Saved entries
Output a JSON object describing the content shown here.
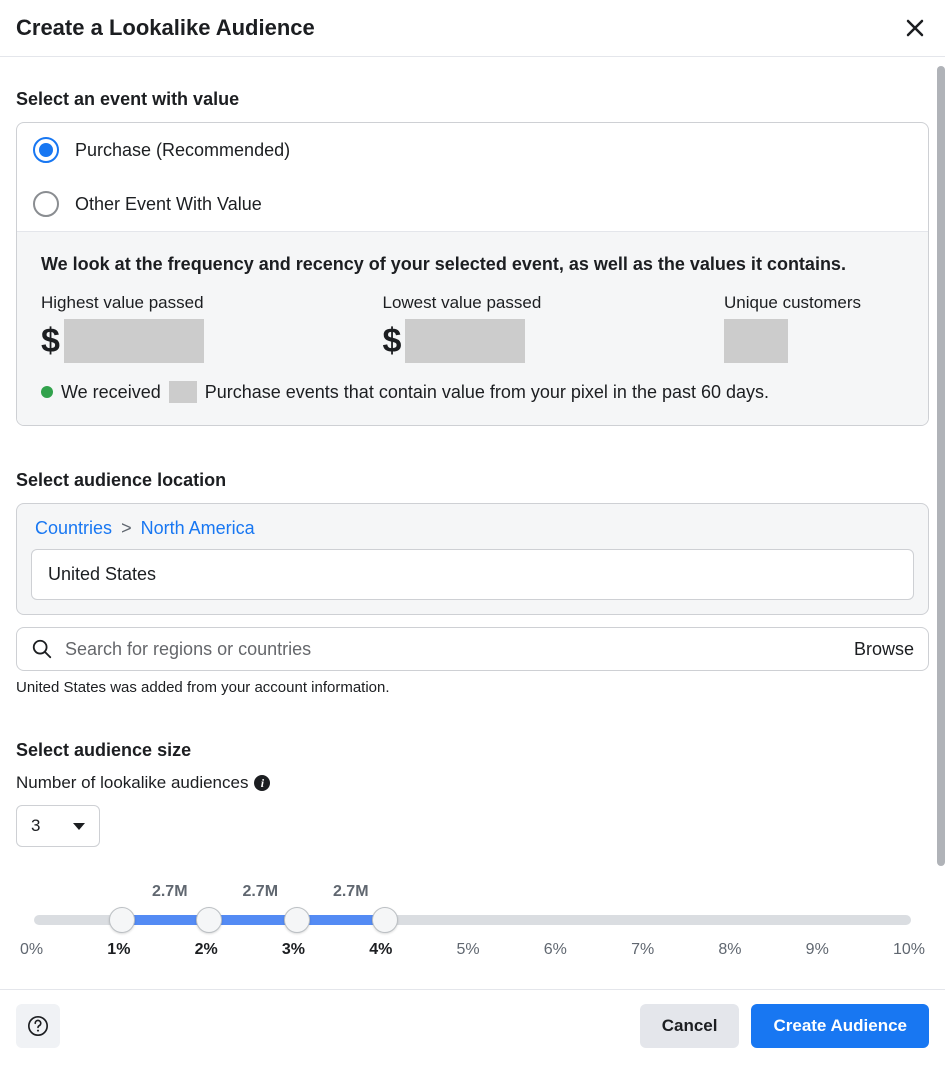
{
  "header": {
    "title": "Create a Lookalike Audience"
  },
  "event_section": {
    "title": "Select an event with value",
    "option_purchase": "Purchase (Recommended)",
    "option_other": "Other Event With Value",
    "info_heading": "We look at the frequency and recency of your selected event, as well as the values it contains.",
    "highest_label": "Highest value passed",
    "lowest_label": "Lowest value passed",
    "unique_label": "Unique customers",
    "dollar_symbol": "$",
    "events_text_pre": "We received",
    "events_text_post": "Purchase events that contain value from your pixel in the past 60 days."
  },
  "location_section": {
    "title": "Select audience location",
    "breadcrumb_countries": "Countries",
    "breadcrumb_sep": ">",
    "breadcrumb_region": "North America",
    "selected_location": "United States",
    "search_placeholder": "Search for regions or countries",
    "browse_label": "Browse",
    "helper_text": "United States was added from your account information."
  },
  "size_section": {
    "title": "Select audience size",
    "number_label": "Number of lookalike audiences",
    "select_value": "3",
    "segment_size_1": "2.7M",
    "segment_size_2": "2.7M",
    "segment_size_3": "2.7M",
    "ticks": [
      "0%",
      "1%",
      "2%",
      "3%",
      "4%",
      "5%",
      "6%",
      "7%",
      "8%",
      "9%",
      "10%"
    ]
  },
  "footer": {
    "cancel_label": "Cancel",
    "create_label": "Create Audience"
  }
}
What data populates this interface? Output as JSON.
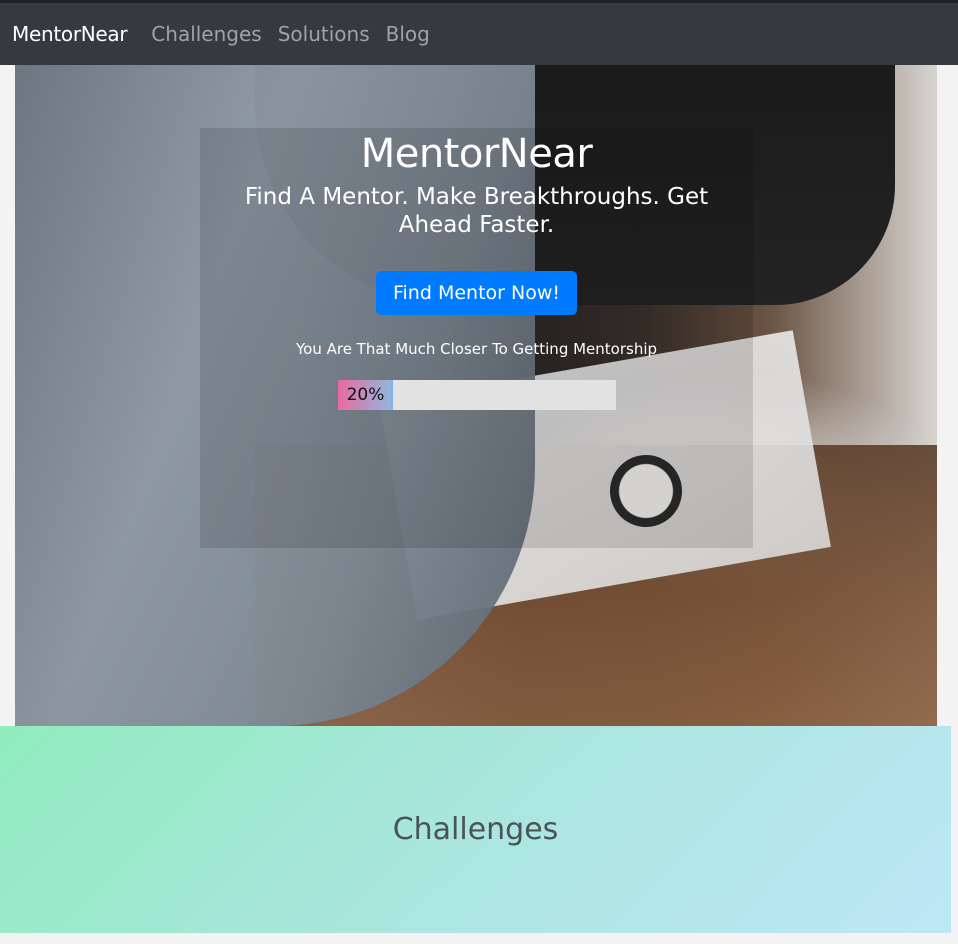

> **Aim of the task**: Go through the records above and copy every line with the word "Create".

> **Task output**:
    "title": "Create a Lookalike Audience"
    "create_label": "Create Audience"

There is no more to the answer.